- _WRITTEN INSTRUCTION_:
Write the listing out again, all of it, word for word.

* start PROVIDED RECORDS *

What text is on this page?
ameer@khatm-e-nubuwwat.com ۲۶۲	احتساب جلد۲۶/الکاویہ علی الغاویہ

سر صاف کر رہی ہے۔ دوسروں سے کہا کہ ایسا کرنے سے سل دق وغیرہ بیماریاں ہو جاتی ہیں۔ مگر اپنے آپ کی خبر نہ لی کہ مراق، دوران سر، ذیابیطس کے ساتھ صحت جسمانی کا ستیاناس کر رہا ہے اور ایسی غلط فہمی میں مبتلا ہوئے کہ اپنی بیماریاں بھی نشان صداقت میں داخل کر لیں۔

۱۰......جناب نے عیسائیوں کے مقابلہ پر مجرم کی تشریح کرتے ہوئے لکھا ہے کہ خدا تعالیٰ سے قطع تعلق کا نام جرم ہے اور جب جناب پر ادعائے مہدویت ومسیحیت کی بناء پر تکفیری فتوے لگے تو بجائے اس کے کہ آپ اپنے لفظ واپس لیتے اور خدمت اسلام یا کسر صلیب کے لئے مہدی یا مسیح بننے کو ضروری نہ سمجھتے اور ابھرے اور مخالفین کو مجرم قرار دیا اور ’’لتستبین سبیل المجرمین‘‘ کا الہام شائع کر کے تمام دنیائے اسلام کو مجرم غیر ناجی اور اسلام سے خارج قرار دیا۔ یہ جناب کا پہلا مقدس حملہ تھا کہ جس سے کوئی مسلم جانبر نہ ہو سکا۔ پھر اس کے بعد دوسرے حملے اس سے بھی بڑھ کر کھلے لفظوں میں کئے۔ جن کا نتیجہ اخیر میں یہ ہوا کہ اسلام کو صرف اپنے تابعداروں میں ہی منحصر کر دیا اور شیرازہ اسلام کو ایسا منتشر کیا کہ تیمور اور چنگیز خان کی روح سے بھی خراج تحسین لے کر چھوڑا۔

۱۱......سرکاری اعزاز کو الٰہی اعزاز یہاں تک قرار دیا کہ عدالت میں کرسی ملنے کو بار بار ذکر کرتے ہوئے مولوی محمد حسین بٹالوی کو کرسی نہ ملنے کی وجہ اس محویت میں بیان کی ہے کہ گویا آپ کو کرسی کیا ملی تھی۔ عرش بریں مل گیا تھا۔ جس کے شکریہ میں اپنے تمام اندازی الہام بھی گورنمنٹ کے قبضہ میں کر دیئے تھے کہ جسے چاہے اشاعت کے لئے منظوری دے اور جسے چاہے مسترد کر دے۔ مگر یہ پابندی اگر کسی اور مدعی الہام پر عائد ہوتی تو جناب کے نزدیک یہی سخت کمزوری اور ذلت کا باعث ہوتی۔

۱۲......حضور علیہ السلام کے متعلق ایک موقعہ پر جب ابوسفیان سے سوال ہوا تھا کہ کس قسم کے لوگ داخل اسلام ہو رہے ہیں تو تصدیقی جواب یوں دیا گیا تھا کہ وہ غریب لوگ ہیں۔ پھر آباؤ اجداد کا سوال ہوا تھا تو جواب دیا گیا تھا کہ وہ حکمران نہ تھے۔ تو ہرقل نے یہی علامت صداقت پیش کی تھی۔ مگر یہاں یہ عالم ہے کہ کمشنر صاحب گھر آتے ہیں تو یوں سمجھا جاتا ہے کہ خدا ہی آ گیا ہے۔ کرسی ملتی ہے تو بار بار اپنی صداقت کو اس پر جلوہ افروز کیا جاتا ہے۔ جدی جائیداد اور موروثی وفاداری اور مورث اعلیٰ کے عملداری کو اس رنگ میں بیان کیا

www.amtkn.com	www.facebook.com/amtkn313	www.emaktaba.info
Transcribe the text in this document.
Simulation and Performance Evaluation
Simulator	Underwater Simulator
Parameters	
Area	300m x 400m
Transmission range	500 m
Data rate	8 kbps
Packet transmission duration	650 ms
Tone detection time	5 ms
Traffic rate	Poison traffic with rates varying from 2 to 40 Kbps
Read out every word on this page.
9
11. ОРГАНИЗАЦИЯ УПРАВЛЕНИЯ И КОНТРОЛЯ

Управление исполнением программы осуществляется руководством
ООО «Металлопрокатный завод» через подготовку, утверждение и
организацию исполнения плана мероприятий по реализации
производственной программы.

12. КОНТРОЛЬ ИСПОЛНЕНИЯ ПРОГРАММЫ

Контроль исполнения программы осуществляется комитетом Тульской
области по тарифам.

* end PROVIDED RECORDS *

- _RESPONSE TO THIS TASK_:
What text is on this page?
ameer@khatm-e-nubuwwat.com ۲۶۲	احتساب جلد۲۶/الکاویہ علی الغاویہ

سر صاف کر رہی ہے۔ دوسروں سے کہا کہ ایسا کرنے سے سل دق وغیرہ بیماریاں ہو جاتی ہیں۔ مگر اپنے آپ کی خبر نہ لی کہ مراق، دوران سر، ذیابیطس کے ساتھ صحت جسمانی کا ستیاناس کر رہا ہے اور ایسی غلط فہمی میں مبتلا ہوئے کہ اپنی بیماریاں بھی نشان صداقت میں داخل کر لیں۔

۱۰......جناب نے عیسائیوں کے مقابلہ پر مجرم کی تشریح کرتے ہوئے لکھا ہے کہ خدا تعالیٰ سے قطع تعلق کا نام جرم ہے اور جب جناب پر ادعائے مہدویت ومسیحیت کی بناء پر تکفیری فتوے لگے تو بجائے اس کے کہ آپ اپنے لفظ واپس لیتے اور خدمت اسلام یا کسر صلیب کے لئے مہدی یا مسیح بننے کو ضروری نہ سمجھتے اور ابھرے اور مخالفین کو مجرم قرار دیا اور ’’لتستبین سبیل المجرمین‘‘ کا الہام شائع کر کے تمام دنیائے اسلام کو مجرم غیر ناجی اور اسلام سے خارج قرار دیا۔ یہ جناب کا پہلا مقدس حملہ تھا کہ جس سے کوئی مسلم جانبر نہ ہو سکا۔ پھر اس کے بعد دوسرے حملے اس سے بھی بڑھ کر کھلے لفظوں میں کئے۔ جن کا نتیجہ اخیر میں یہ ہوا کہ اسلام کو صرف اپنے تابعداروں میں ہی منحصر کر دیا اور شیرازہ اسلام کو ایسا منتشر کیا کہ تیمور اور چنگیز خان کی روح سے بھی خراج تحسین لے کر چھوڑا۔

۱۱......سرکاری اعزاز کو الٰہی اعزاز یہاں تک قرار دیا کہ عدالت میں کرسی ملنے کو بار بار ذکر کرتے ہوئے مولوی محمد حسین بٹالوی کو کرسی نہ ملنے کی وجہ اس محویت میں بیان کی ہے کہ گویا آپ کو کرسی کیا ملی تھی۔ عرش بریں مل گیا تھا۔ جس کے شکریہ میں اپنے تمام اندازی الہام بھی گورنمنٹ کے قبضہ میں کر دیئے تھے کہ جسے چاہے اشاعت کے لئے منظوری دے اور جسے چاہے مسترد کر دے۔ مگر یہ پابندی اگر کسی اور مدعی الہام پر عائد ہوتی تو جناب کے نزدیک یہی سخت کمزوری اور ذلت کا باعث ہوتی۔

۱۲......حضور علیہ السلام کے متعلق ایک موقعہ پر جب ابوسفیان سے سوال ہوا تھا کہ کس قسم کے لوگ داخل اسلام ہو رہے ہیں تو تصدیقی جواب یوں دیا گیا تھا کہ وہ غریب لوگ ہیں۔ پھر آباؤ اجداد کا سوال ہوا تھا تو جواب دیا گیا تھا کہ وہ حکمران نہ تھے۔ تو ہرقل نے یہی علامت صداقت پیش کی تھی۔ مگر یہاں یہ عالم ہے کہ کمشنر صاحب گھر آتے ہیں تو یوں سمجھا جاتا ہے کہ خدا ہی آ گیا ہے۔ کرسی ملتی ہے تو بار بار اپنی صداقت کو اس پر جلوہ افروز کیا جاتا ہے۔ جدی جائیداد اور موروثی وفاداری اور مورث اعلیٰ کے عملداری کو اس رنگ میں بیان کیا

www.amtkn.com	www.facebook.com/amtkn313	www.emaktaba.info
Transcribe the text in this document.
Simulation and Performance Evaluation
Simulator	Underwater Simulator
Parameters	
Area	300m x 400m
Transmission range	500 m
Data rate	8 kbps
Packet transmission duration	650 ms
Tone detection time	5 ms
Traffic rate	Poison traffic with rates varying from 2 to 40 Kbps
Read out every word on this page.
9
11. ОРГАНИЗАЦИЯ УПРАВЛЕНИЯ И КОНТРОЛЯ

Управление исполнением программы осуществляется руководством
ООО «Металлопрокатный завод» через подготовку, утверждение и
организацию исполнения плана мероприятий по реализации
производственной программы.

12. КОНТРОЛЬ ИСПОЛНЕНИЯ ПРОГРАММЫ

Контроль исполнения программы осуществляется комитетом Тульской
области по тарифам.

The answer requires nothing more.